Figure contents as structured data >>
▬▬▬▬▬▬▬▬▬▬

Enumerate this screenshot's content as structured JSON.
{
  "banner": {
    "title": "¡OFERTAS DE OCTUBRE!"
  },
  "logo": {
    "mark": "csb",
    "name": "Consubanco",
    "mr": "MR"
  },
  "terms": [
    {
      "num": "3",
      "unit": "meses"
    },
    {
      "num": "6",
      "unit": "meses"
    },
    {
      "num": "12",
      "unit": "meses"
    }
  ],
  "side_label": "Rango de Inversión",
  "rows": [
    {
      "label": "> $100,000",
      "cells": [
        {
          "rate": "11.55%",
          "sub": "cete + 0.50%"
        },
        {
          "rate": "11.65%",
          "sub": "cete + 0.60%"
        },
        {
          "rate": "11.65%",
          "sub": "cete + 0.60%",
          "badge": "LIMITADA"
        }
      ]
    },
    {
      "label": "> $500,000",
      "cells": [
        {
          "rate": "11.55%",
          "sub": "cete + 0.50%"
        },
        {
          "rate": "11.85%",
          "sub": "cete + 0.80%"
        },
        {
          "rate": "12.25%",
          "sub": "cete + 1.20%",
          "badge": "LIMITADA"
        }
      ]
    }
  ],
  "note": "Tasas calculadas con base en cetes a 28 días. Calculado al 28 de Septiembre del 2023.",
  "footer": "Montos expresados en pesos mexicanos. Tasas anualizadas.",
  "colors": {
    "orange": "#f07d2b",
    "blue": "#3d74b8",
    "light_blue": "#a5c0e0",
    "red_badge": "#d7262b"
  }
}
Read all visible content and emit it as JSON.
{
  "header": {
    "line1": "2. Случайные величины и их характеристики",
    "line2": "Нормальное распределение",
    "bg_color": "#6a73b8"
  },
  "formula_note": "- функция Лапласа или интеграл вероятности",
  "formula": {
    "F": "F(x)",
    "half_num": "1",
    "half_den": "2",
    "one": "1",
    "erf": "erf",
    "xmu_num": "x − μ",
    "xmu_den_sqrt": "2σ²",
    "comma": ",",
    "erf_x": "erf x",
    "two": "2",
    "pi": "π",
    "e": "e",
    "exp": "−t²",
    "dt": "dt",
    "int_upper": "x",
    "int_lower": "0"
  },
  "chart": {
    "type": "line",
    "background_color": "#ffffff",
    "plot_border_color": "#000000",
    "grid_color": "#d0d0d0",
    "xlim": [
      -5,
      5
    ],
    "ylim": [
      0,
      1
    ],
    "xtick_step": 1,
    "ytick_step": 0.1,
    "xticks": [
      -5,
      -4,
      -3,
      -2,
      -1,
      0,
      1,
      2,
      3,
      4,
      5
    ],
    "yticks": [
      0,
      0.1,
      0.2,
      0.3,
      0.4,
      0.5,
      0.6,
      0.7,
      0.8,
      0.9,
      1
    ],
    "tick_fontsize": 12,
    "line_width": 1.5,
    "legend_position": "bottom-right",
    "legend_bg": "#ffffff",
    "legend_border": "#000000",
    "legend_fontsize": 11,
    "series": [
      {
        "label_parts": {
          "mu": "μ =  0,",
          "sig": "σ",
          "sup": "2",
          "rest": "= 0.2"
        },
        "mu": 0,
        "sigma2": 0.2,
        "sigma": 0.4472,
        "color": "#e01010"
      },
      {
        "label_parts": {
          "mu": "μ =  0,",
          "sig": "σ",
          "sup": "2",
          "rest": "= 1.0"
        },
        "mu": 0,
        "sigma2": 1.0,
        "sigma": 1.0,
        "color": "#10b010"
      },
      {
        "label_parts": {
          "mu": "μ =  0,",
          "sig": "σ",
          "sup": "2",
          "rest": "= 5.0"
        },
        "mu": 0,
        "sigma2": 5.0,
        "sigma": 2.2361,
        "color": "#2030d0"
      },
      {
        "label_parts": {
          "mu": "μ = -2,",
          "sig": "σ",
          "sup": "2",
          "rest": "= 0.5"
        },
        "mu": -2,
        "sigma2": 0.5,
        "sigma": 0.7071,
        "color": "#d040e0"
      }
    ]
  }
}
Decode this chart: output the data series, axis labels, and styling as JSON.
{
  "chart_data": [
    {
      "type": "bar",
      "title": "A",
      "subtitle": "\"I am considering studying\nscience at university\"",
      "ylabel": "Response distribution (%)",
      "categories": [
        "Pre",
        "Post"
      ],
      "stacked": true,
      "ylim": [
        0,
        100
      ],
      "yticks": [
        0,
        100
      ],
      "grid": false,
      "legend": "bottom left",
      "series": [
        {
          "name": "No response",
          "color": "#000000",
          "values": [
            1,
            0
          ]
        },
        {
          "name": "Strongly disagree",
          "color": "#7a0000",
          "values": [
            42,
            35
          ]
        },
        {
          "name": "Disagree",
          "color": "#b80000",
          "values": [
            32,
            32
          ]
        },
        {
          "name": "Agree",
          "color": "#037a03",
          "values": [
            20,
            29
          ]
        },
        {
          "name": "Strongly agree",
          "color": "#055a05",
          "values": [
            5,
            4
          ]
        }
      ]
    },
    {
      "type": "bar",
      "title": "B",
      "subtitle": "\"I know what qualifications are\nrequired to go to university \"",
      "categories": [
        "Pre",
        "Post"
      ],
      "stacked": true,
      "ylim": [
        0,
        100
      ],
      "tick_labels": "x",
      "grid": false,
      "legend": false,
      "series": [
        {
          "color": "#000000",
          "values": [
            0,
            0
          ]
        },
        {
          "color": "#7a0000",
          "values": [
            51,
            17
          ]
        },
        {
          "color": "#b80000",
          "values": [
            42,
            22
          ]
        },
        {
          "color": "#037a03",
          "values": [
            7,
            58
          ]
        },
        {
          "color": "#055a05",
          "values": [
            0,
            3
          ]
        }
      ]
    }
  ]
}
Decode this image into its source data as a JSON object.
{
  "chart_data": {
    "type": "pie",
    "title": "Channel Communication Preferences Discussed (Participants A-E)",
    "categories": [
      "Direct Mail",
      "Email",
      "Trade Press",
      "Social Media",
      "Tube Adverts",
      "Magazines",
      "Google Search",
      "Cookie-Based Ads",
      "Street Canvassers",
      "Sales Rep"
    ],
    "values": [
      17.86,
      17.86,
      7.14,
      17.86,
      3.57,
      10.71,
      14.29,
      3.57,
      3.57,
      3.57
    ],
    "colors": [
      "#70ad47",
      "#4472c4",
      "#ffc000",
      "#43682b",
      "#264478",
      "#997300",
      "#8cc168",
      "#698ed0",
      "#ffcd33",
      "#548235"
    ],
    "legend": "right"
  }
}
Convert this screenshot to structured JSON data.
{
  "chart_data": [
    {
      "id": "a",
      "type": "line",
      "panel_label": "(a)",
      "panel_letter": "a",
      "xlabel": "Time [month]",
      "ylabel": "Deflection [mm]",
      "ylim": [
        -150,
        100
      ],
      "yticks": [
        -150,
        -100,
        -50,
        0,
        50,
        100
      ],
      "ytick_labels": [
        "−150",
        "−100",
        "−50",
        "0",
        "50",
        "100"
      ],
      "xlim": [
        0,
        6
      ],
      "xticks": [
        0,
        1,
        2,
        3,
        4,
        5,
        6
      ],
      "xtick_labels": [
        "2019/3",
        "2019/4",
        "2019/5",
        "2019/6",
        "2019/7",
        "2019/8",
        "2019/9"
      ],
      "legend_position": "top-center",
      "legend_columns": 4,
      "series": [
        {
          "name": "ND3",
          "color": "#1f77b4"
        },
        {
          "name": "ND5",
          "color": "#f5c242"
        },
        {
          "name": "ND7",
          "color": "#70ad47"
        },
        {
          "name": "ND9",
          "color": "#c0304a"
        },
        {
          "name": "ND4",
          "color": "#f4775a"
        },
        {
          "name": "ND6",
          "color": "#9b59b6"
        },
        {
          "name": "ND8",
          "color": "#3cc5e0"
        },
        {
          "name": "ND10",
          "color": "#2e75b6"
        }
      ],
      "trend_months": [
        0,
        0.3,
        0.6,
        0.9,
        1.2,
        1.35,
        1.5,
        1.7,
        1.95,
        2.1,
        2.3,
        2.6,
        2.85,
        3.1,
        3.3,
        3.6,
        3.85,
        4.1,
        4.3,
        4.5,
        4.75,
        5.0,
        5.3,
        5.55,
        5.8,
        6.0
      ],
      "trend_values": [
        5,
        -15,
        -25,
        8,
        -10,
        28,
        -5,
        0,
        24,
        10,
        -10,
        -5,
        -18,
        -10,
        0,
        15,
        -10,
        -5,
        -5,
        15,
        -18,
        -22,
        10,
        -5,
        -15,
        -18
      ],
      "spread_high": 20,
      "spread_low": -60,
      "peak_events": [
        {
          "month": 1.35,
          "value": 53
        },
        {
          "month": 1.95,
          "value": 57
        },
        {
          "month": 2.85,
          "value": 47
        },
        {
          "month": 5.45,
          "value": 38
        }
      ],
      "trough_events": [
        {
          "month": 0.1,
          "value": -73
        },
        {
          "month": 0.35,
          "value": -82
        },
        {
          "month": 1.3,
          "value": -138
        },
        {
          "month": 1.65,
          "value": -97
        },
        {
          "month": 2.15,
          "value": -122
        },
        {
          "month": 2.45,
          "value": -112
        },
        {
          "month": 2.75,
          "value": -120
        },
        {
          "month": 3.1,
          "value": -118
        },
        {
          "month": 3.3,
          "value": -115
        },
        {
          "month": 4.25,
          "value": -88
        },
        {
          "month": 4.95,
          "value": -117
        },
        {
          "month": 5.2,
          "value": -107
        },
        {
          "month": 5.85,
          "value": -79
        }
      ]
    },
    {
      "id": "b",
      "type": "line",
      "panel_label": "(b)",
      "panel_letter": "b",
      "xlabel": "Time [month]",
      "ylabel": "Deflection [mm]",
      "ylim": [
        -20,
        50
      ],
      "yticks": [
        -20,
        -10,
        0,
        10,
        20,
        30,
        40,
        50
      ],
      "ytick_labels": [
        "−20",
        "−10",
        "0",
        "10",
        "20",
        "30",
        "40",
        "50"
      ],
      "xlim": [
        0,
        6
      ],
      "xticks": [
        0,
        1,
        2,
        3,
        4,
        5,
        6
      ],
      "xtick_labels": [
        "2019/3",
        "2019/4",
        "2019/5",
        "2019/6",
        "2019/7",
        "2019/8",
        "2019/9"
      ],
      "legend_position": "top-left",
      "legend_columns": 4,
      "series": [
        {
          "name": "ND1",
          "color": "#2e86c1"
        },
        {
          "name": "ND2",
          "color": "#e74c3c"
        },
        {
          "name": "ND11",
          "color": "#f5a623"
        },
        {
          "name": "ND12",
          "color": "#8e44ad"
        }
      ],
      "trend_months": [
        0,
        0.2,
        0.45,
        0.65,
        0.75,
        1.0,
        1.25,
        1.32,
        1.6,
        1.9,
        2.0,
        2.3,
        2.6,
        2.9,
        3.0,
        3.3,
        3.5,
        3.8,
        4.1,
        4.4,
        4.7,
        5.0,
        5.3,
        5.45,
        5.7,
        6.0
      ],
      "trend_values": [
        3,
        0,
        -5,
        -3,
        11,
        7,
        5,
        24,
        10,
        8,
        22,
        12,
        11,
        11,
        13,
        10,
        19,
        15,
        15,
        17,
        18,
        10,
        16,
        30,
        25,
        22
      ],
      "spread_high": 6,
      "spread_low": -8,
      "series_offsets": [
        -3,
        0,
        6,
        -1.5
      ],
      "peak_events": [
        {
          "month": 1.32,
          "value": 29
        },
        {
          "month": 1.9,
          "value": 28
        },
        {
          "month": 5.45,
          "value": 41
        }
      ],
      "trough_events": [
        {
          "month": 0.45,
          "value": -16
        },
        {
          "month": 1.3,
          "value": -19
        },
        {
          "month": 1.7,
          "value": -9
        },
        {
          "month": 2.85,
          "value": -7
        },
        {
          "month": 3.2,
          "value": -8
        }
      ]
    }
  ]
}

▬▬▬▬▬▬▬▬▬▬

Description of the task >> Tell how many lines of the data above hold the string "Tasas". Give only the number.

Solution to this exercise >> 2